» **Task details**
What follows is a listing to be transcribed exactly.

» **Record excerpts**
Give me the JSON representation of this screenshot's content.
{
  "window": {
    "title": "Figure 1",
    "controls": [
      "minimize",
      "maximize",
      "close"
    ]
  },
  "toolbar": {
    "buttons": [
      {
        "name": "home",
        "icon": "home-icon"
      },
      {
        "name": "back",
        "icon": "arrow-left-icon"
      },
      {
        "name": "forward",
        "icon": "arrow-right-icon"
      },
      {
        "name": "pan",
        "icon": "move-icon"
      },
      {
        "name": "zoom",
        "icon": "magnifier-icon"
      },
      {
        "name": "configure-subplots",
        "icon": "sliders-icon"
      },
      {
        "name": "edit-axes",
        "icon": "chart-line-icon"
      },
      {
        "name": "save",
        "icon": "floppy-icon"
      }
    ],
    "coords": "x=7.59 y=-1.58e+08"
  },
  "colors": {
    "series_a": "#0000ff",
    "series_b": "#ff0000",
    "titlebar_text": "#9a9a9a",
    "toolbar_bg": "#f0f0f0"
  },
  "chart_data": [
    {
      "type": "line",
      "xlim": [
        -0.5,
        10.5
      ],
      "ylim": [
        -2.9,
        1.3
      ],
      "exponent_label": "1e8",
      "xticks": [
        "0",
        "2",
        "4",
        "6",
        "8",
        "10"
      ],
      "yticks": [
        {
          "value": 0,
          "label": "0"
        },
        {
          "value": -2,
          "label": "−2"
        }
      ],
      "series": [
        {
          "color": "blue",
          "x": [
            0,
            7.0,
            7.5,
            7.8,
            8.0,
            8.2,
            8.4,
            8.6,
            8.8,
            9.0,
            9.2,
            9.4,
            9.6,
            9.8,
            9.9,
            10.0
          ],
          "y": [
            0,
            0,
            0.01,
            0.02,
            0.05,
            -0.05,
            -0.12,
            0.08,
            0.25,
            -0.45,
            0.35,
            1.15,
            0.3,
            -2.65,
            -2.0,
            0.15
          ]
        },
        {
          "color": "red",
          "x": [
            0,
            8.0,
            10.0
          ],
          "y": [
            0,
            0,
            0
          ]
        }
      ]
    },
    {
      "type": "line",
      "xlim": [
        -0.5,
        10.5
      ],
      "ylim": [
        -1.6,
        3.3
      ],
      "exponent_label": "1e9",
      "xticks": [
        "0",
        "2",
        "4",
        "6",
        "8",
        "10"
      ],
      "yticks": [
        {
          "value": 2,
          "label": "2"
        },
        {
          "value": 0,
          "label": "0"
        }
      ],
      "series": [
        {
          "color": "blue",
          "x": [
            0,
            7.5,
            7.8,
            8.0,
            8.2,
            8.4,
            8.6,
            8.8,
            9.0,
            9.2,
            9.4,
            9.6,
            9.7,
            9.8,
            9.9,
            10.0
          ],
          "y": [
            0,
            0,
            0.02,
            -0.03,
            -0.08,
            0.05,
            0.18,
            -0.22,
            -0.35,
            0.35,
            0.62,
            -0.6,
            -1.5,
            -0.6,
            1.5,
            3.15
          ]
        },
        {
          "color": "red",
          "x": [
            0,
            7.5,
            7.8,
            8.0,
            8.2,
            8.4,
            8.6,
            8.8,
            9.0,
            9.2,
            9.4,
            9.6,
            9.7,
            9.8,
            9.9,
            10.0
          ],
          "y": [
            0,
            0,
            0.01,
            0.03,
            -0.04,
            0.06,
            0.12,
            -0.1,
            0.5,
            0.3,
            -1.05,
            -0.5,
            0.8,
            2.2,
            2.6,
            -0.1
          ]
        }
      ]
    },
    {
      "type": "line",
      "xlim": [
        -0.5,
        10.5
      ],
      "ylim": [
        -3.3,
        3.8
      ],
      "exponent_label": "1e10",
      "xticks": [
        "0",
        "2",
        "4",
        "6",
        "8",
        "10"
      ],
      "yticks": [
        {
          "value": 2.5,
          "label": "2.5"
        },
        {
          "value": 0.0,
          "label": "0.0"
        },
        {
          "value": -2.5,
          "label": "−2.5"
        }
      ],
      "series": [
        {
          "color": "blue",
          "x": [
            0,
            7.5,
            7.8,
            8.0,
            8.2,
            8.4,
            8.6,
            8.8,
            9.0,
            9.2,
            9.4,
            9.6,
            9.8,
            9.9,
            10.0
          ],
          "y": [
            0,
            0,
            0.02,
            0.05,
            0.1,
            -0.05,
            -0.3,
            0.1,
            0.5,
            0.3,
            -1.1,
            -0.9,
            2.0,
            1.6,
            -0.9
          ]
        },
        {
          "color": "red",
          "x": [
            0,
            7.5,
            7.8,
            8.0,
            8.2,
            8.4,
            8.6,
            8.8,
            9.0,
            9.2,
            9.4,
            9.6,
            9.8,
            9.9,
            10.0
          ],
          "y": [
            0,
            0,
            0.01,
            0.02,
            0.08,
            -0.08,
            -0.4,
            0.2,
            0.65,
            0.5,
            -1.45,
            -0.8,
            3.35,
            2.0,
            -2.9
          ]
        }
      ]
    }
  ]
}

» **Response**
Give me the JSON representation of this screenshot's content.
{
  "window": {
    "title": "Figure 1",
    "controls": [
      "minimize",
      "maximize",
      "close"
    ]
  },
  "toolbar": {
    "buttons": [
      {
        "name": "home",
        "icon": "home-icon"
      },
      {
        "name": "back",
        "icon": "arrow-left-icon"
      },
      {
        "name": "forward",
        "icon": "arrow-right-icon"
      },
      {
        "name": "pan",
        "icon": "move-icon"
      },
      {
        "name": "zoom",
        "icon": "magnifier-icon"
      },
      {
        "name": "configure-subplots",
        "icon": "sliders-icon"
      },
      {
        "name": "edit-axes",
        "icon": "chart-line-icon"
      },
      {
        "name": "save",
        "icon": "floppy-icon"
      }
    ],
    "coords": "x=7.59 y=-1.58e+08"
  },
  "colors": {
    "series_a": "#0000ff",
    "series_b": "#ff0000",
    "titlebar_text": "#9a9a9a",
    "toolbar_bg": "#f0f0f0"
  },
  "chart_data": [
    {
      "type": "line",
      "xlim": [
        -0.5,
        10.5
      ],
      "ylim": [
        -2.9,
        1.3
      ],
      "exponent_label": "1e8",
      "xticks": [
        "0",
        "2",
        "4",
        "6",
        "8",
        "10"
      ],
      "yticks": [
        {
          "value": 0,
          "label": "0"
        },
        {
          "value": -2,
          "label": "−2"
        }
      ],
      "series": [
        {
          "color": "blue",
          "x": [
            0,
            7.0,
            7.5,
            7.8,
            8.0,
            8.2,
            8.4,
            8.6,
            8.8,
            9.0,
            9.2,
            9.4,
            9.6,
            9.8,
            9.9,
            10.0
          ],
          "y": [
            0,
            0,
            0.01,
            0.02,
            0.05,
            -0.05,
            -0.12,
            0.08,
            0.25,
            -0.45,
            0.35,
            1.15,
            0.3,
            -2.65,
            -2.0,
            0.15
          ]
        },
        {
          "color": "red",
          "x": [
            0,
            8.0,
            10.0
          ],
          "y": [
            0,
            0,
            0
          ]
        }
      ]
    },
    {
      "type": "line",
      "xlim": [
        -0.5,
        10.5
      ],
      "ylim": [
        -1.6,
        3.3
      ],
      "exponent_label": "1e9",
      "xticks": [
        "0",
        "2",
        "4",
        "6",
        "8",
        "10"
      ],
      "yticks": [
        {
          "value": 2,
          "label": "2"
        },
        {
          "value": 0,
          "label": "0"
        }
      ],
      "series": [
        {
          "color": "blue",
          "x": [
            0,
            7.5,
            7.8,
            8.0,
            8.2,
            8.4,
            8.6,
            8.8,
            9.0,
            9.2,
            9.4,
            9.6,
            9.7,
            9.8,
            9.9,
            10.0
          ],
          "y": [
            0,
            0,
            0.02,
            -0.03,
            -0.08,
            0.05,
            0.18,
            -0.22,
            -0.35,
            0.35,
            0.62,
            -0.6,
            -1.5,
            -0.6,
            1.5,
            3.15
          ]
        },
        {
          "color": "red",
          "x": [
            0,
            7.5,
            7.8,
            8.0,
            8.2,
            8.4,
            8.6,
            8.8,
            9.0,
            9.2,
            9.4,
            9.6,
            9.7,
            9.8,
            9.9,
            10.0
          ],
          "y": [
            0,
            0,
            0.01,
            0.03,
            -0.04,
            0.06,
            0.12,
            -0.1,
            0.5,
            0.3,
            -1.05,
            -0.5,
            0.8,
            2.2,
            2.6,
            -0.1
          ]
        }
      ]
    },
    {
      "type": "line",
      "xlim": [
        -0.5,
        10.5
      ],
      "ylim": [
        -3.3,
        3.8
      ],
      "exponent_label": "1e10",
      "xticks": [
        "0",
        "2",
        "4",
        "6",
        "8",
        "10"
      ],
      "yticks": [
        {
          "value": 2.5,
          "label": "2.5"
        },
        {
          "value": 0.0,
          "label": "0.0"
        },
        {
          "value": -2.5,
          "label": "−2.5"
        }
      ],
      "series": [
        {
          "color": "blue",
          "x": [
            0,
            7.5,
            7.8,
            8.0,
            8.2,
            8.4,
            8.6,
            8.8,
            9.0,
            9.2,
            9.4,
            9.6,
            9.8,
            9.9,
            10.0
          ],
          "y": [
            0,
            0,
            0.02,
            0.05,
            0.1,
            -0.05,
            -0.3,
            0.1,
            0.5,
            0.3,
            -1.1,
            -0.9,
            2.0,
            1.6,
            -0.9
          ]
        },
        {
          "color": "red",
          "x": [
            0,
            7.5,
            7.8,
            8.0,
            8.2,
            8.4,
            8.6,
            8.8,
            9.0,
            9.2,
            9.4,
            9.6,
            9.8,
            9.9,
            10.0
          ],
          "y": [
            0,
            0,
            0.01,
            0.02,
            0.08,
            -0.08,
            -0.4,
            0.2,
            0.65,
            0.5,
            -1.45,
            -0.8,
            3.35,
            2.0,
            -2.9
          ]
        }
      ]
    }
  ]
}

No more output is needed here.